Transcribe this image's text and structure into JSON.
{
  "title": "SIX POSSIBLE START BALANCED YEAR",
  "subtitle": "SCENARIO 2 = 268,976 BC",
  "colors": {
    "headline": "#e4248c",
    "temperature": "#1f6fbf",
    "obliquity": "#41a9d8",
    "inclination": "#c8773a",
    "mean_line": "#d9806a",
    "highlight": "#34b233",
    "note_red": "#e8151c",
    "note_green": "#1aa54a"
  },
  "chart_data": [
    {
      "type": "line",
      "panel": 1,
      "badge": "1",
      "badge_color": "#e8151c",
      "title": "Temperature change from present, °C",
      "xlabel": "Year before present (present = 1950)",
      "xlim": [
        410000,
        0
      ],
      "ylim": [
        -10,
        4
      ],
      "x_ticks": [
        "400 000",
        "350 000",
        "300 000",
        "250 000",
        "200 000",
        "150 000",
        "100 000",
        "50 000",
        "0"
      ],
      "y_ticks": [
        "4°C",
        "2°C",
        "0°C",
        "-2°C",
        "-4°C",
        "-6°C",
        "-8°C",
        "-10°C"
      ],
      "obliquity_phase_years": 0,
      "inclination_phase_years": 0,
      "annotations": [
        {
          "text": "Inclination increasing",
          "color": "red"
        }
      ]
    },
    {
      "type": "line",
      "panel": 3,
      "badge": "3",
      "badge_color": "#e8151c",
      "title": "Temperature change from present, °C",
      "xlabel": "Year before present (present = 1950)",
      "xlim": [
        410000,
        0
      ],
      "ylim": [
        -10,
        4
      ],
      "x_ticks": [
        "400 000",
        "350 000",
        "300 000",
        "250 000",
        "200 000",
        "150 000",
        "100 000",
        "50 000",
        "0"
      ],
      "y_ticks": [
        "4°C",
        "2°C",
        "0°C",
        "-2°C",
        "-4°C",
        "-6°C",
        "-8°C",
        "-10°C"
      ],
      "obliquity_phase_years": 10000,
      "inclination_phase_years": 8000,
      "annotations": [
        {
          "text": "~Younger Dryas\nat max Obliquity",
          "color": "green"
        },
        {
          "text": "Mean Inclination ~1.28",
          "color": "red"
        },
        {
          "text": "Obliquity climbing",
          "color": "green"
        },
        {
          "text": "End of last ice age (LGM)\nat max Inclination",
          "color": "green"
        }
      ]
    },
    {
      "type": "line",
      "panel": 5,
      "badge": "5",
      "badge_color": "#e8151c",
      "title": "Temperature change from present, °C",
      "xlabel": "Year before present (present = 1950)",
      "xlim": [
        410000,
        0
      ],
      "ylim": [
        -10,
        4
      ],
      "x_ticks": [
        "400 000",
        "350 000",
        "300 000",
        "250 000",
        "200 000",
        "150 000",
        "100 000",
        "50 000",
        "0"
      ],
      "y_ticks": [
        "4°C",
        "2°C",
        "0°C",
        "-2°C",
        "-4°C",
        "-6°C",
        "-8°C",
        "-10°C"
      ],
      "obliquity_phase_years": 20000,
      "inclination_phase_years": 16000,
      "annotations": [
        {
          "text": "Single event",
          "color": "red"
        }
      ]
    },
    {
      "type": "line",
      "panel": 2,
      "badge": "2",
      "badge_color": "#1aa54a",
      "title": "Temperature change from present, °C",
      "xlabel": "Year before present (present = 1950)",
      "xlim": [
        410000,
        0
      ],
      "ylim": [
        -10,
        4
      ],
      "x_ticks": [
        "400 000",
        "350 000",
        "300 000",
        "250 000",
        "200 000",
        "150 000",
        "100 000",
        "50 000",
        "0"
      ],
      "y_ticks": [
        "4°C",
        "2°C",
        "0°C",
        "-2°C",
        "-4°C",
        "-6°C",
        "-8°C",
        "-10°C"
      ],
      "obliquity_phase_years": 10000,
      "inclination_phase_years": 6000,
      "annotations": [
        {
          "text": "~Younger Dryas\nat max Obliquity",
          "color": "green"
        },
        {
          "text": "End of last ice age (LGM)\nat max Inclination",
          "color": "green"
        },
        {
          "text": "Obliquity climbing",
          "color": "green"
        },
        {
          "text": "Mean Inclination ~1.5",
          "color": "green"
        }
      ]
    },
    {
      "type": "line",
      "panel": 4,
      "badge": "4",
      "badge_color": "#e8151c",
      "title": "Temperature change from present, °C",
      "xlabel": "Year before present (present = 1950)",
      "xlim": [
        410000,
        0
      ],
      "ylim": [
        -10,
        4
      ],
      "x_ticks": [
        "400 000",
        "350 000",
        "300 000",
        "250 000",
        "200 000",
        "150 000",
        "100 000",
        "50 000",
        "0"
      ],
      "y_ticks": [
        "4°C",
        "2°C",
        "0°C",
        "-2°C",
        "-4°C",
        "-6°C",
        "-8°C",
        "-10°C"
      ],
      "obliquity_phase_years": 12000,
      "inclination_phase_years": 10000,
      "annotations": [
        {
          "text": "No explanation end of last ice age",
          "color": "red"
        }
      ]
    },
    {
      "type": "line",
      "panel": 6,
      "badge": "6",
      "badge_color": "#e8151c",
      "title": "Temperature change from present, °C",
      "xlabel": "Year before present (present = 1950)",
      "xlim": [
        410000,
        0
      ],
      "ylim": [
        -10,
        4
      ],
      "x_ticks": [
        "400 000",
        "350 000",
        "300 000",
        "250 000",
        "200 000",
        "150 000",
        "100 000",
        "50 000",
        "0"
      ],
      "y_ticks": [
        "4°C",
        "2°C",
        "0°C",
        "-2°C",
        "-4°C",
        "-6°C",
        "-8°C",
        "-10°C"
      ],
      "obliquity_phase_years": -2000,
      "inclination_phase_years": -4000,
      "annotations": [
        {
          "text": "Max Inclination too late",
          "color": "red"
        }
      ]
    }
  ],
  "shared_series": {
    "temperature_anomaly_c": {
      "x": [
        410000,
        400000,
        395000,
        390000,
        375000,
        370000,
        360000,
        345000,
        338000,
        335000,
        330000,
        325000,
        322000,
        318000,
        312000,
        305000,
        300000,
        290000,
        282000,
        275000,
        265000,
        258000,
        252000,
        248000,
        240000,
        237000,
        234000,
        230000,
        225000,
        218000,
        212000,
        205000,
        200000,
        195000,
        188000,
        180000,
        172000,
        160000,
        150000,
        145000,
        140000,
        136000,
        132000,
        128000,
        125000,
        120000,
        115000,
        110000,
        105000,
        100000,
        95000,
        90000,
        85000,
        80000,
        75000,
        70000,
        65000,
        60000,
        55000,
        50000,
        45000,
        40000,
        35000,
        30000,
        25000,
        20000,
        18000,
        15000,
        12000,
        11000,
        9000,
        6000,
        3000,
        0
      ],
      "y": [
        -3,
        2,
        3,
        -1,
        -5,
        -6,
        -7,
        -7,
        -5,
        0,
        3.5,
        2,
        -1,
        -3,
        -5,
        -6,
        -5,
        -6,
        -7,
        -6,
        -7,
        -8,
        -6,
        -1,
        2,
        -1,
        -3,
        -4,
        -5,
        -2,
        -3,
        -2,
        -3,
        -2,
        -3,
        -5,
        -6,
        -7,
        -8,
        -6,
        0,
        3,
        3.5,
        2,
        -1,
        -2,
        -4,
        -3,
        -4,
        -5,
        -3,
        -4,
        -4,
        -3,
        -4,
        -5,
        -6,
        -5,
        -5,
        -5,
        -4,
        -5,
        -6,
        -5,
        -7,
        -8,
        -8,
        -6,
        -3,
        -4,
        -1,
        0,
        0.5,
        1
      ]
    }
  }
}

BRIEF
Each line above must be reproduced exactly as it stands.

SOLVED PROBLEM
Transcribe this image's text and structure into JSON.
{
  "title": "SIX POSSIBLE START BALANCED YEAR",
  "subtitle": "SCENARIO 2 = 268,976 BC",
  "colors": {
    "headline": "#e4248c",
    "temperature": "#1f6fbf",
    "obliquity": "#41a9d8",
    "inclination": "#c8773a",
    "mean_line": "#d9806a",
    "highlight": "#34b233",
    "note_red": "#e8151c",
    "note_green": "#1aa54a"
  },
  "chart_data": [
    {
      "type": "line",
      "panel": 1,
      "badge": "1",
      "badge_color": "#e8151c",
      "title": "Temperature change from present, °C",
      "xlabel": "Year before present (present = 1950)",
      "xlim": [
        410000,
        0
      ],
      "ylim": [
        -10,
        4
      ],
      "x_ticks": [
        "400 000",
        "350 000",
        "300 000",
        "250 000",
        "200 000",
        "150 000",
        "100 000",
        "50 000",
        "0"
      ],
      "y_ticks": [
        "4°C",
        "2°C",
        "0°C",
        "-2°C",
        "-4°C",
        "-6°C",
        "-8°C",
        "-10°C"
      ],
      "obliquity_phase_years": 0,
      "inclination_phase_years": 0,
      "annotations": [
        {
          "text": "Inclination increasing",
          "color": "red"
        }
      ]
    },
    {
      "type": "line",
      "panel": 3,
      "badge": "3",
      "badge_color": "#e8151c",
      "title": "Temperature change from present, °C",
      "xlabel": "Year before present (present = 1950)",
      "xlim": [
        410000,
        0
      ],
      "ylim": [
        -10,
        4
      ],
      "x_ticks": [
        "400 000",
        "350 000",
        "300 000",
        "250 000",
        "200 000",
        "150 000",
        "100 000",
        "50 000",
        "0"
      ],
      "y_ticks": [
        "4°C",
        "2°C",
        "0°C",
        "-2°C",
        "-4°C",
        "-6°C",
        "-8°C",
        "-10°C"
      ],
      "obliquity_phase_years": 10000,
      "inclination_phase_years": 8000,
      "annotations": [
        {
          "text": "~Younger Dryas\nat max Obliquity",
          "color": "green"
        },
        {
          "text": "Mean Inclination ~1.28",
          "color": "red"
        },
        {
          "text": "Obliquity climbing",
          "color": "green"
        },
        {
          "text": "End of last ice age (LGM)\nat max Inclination",
          "color": "green"
        }
      ]
    },
    {
      "type": "line",
      "panel": 5,
      "badge": "5",
      "badge_color": "#e8151c",
      "title": "Temperature change from present, °C",
      "xlabel": "Year before present (present = 1950)",
      "xlim": [
        410000,
        0
      ],
      "ylim": [
        -10,
        4
      ],
      "x_ticks": [
        "400 000",
        "350 000",
        "300 000",
        "250 000",
        "200 000",
        "150 000",
        "100 000",
        "50 000",
        "0"
      ],
      "y_ticks": [
        "4°C",
        "2°C",
        "0°C",
        "-2°C",
        "-4°C",
        "-6°C",
        "-8°C",
        "-10°C"
      ],
      "obliquity_phase_years": 20000,
      "inclination_phase_years": 16000,
      "annotations": [
        {
          "text": "Single event",
          "color": "red"
        }
      ]
    },
    {
      "type": "line",
      "panel": 2,
      "badge": "2",
      "badge_color": "#1aa54a",
      "title": "Temperature change from present, °C",
      "xlabel": "Year before present (present = 1950)",
      "xlim": [
        410000,
        0
      ],
      "ylim": [
        -10,
        4
      ],
      "x_ticks": [
        "400 000",
        "350 000",
        "300 000",
        "250 000",
        "200 000",
        "150 000",
        "100 000",
        "50 000",
        "0"
      ],
      "y_ticks": [
        "4°C",
        "2°C",
        "0°C",
        "-2°C",
        "-4°C",
        "-6°C",
        "-8°C",
        "-10°C"
      ],
      "obliquity_phase_years": 10000,
      "inclination_phase_years": 6000,
      "annotations": [
        {
          "text": "~Younger Dryas\nat max Obliquity",
          "color": "green"
        },
        {
          "text": "End of last ice age (LGM)\nat max Inclination",
          "color": "green"
        },
        {
          "text": "Obliquity climbing",
          "color": "green"
        },
        {
          "text": "Mean Inclination ~1.5",
          "color": "green"
        }
      ]
    },
    {
      "type": "line",
      "panel": 4,
      "badge": "4",
      "badge_color": "#e8151c",
      "title": "Temperature change from present, °C",
      "xlabel": "Year before present (present = 1950)",
      "xlim": [
        410000,
        0
      ],
      "ylim": [
        -10,
        4
      ],
      "x_ticks": [
        "400 000",
        "350 000",
        "300 000",
        "250 000",
        "200 000",
        "150 000",
        "100 000",
        "50 000",
        "0"
      ],
      "y_ticks": [
        "4°C",
        "2°C",
        "0°C",
        "-2°C",
        "-4°C",
        "-6°C",
        "-8°C",
        "-10°C"
      ],
      "obliquity_phase_years": 12000,
      "inclination_phase_years": 10000,
      "annotations": [
        {
          "text": "No explanation end of last ice age",
          "color": "red"
        }
      ]
    },
    {
      "type": "line",
      "panel": 6,
      "badge": "6",
      "badge_color": "#e8151c",
      "title": "Temperature change from present, °C",
      "xlabel": "Year before present (present = 1950)",
      "xlim": [
        410000,
        0
      ],
      "ylim": [
        -10,
        4
      ],
      "x_ticks": [
        "400 000",
        "350 000",
        "300 000",
        "250 000",
        "200 000",
        "150 000",
        "100 000",
        "50 000",
        "0"
      ],
      "y_ticks": [
        "4°C",
        "2°C",
        "0°C",
        "-2°C",
        "-4°C",
        "-6°C",
        "-8°C",
        "-10°C"
      ],
      "obliquity_phase_years": -2000,
      "inclination_phase_years": -4000,
      "annotations": [
        {
          "text": "Max Inclination too late",
          "color": "red"
        }
      ]
    }
  ],
  "shared_series": {
    "temperature_anomaly_c": {
      "x": [
        410000,
        400000,
        395000,
        390000,
        375000,
        370000,
        360000,
        345000,
        338000,
        335000,
        330000,
        325000,
        322000,
        318000,
        312000,
        305000,
        300000,
        290000,
        282000,
        275000,
        265000,
        258000,
        252000,
        248000,
        240000,
        237000,
        234000,
        230000,
        225000,
        218000,
        212000,
        205000,
        200000,
        195000,
        188000,
        180000,
        172000,
        160000,
        150000,
        145000,
        140000,
        136000,
        132000,
        128000,
        125000,
        120000,
        115000,
        110000,
        105000,
        100000,
        95000,
        90000,
        85000,
        80000,
        75000,
        70000,
        65000,
        60000,
        55000,
        50000,
        45000,
        40000,
        35000,
        30000,
        25000,
        20000,
        18000,
        15000,
        12000,
        11000,
        9000,
        6000,
        3000,
        0
      ],
      "y": [
        -3,
        2,
        3,
        -1,
        -5,
        -6,
        -7,
        -7,
        -5,
        0,
        3.5,
        2,
        -1,
        -3,
        -5,
        -6,
        -5,
        -6,
        -7,
        -6,
        -7,
        -8,
        -6,
        -1,
        2,
        -1,
        -3,
        -4,
        -5,
        -2,
        -3,
        -2,
        -3,
        -2,
        -3,
        -5,
        -6,
        -7,
        -8,
        -6,
        0,
        3,
        3.5,
        2,
        -1,
        -2,
        -4,
        -3,
        -4,
        -5,
        -3,
        -4,
        -4,
        -3,
        -4,
        -5,
        -6,
        -5,
        -5,
        -5,
        -4,
        -5,
        -6,
        -5,
        -7,
        -8,
        -8,
        -6,
        -3,
        -4,
        -1,
        0,
        0.5,
        1
      ]
    }
  }
}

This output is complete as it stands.